• **PROBLEM TO WORK ON**
Below are records. Copy every line with "Number" in it.

• **INFORMATION GIVEN**

'''

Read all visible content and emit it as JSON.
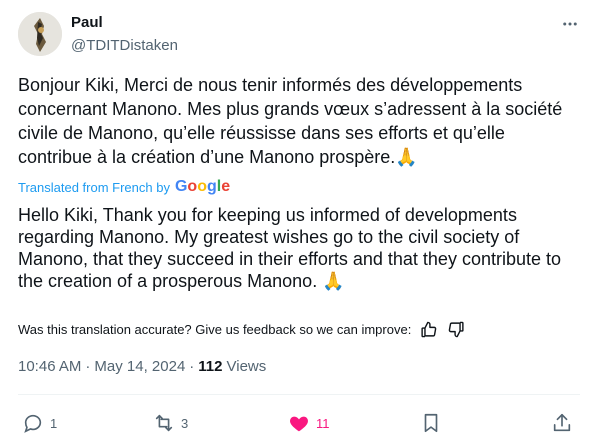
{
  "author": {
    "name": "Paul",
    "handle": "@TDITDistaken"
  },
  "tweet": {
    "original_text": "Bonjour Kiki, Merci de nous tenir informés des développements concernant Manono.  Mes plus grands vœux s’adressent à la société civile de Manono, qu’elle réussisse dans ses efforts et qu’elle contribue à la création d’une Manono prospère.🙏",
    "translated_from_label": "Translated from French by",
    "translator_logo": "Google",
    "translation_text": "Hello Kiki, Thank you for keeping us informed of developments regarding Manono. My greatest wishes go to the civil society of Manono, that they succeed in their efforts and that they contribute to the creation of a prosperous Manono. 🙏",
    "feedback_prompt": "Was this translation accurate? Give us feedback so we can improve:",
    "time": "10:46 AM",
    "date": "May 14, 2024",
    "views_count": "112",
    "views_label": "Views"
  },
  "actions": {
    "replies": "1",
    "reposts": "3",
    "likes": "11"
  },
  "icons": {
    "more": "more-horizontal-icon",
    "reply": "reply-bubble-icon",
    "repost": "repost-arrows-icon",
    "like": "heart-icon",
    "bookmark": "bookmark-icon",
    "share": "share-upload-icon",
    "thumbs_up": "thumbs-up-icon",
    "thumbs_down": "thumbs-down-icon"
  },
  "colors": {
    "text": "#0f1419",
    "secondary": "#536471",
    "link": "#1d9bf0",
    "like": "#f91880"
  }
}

'''
'''

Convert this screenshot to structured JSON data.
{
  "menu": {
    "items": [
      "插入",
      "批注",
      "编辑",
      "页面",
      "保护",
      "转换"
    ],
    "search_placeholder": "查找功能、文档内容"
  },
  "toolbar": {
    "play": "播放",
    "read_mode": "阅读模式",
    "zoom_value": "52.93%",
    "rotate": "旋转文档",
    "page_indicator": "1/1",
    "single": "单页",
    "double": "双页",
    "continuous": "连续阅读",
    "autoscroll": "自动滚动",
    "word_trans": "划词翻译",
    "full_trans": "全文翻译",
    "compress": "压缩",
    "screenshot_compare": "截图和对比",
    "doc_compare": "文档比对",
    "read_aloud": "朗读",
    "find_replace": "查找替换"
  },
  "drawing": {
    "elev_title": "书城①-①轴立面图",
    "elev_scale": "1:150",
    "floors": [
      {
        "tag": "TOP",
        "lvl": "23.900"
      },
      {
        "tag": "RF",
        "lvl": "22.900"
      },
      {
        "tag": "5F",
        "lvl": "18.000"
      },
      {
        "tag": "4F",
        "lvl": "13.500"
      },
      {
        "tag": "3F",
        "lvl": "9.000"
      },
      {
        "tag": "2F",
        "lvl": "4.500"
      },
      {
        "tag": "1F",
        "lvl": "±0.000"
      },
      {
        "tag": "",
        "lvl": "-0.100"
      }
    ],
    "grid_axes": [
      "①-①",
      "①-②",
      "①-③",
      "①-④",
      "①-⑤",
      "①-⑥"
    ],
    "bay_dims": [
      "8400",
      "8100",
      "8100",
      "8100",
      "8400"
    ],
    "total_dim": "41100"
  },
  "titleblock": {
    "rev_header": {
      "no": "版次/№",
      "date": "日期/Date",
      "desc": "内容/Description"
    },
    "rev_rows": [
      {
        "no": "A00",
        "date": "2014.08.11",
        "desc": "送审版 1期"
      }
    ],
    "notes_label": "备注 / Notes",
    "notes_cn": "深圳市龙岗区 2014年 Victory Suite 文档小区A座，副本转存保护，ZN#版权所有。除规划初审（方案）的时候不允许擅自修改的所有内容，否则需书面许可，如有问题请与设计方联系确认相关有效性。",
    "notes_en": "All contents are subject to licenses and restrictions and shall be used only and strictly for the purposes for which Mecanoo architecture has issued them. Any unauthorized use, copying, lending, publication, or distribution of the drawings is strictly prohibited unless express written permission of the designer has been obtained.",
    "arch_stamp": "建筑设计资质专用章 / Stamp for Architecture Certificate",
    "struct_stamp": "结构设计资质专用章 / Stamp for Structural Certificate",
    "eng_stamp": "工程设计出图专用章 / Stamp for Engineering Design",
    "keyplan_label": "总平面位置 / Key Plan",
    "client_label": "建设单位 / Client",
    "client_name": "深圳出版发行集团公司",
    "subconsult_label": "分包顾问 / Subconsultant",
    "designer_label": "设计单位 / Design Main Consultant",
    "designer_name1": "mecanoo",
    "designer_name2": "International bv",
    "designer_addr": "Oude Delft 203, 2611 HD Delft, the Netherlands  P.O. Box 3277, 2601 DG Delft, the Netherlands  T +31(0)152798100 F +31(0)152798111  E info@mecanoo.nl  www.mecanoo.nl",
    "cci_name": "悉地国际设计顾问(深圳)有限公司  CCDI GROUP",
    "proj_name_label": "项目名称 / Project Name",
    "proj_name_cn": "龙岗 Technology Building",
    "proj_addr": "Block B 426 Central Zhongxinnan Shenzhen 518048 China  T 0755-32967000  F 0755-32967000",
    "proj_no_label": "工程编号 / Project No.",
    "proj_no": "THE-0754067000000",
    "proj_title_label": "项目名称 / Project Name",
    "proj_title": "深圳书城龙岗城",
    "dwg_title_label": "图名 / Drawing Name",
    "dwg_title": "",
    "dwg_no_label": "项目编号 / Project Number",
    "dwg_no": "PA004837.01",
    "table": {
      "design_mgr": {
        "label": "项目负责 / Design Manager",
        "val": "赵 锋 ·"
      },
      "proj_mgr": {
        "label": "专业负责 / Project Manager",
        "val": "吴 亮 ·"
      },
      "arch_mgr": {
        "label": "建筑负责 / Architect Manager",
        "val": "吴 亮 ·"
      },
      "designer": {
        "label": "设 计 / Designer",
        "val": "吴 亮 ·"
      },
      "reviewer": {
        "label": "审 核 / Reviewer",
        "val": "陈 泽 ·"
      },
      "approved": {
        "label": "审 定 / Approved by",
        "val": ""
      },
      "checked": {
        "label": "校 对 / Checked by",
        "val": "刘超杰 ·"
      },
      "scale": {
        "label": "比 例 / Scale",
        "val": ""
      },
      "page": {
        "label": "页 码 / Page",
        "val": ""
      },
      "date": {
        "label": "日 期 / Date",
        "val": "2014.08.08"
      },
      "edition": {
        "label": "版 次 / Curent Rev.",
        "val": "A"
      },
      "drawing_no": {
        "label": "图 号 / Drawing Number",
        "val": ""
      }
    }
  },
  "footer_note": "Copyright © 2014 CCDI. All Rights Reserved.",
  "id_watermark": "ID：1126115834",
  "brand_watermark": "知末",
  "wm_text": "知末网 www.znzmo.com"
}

'''

• **RESPONSE FOR THIS EXERCISE**
    "dwg_no_label": "项目编号 / Project Number",
        "label": "图 号 / Drawing Number",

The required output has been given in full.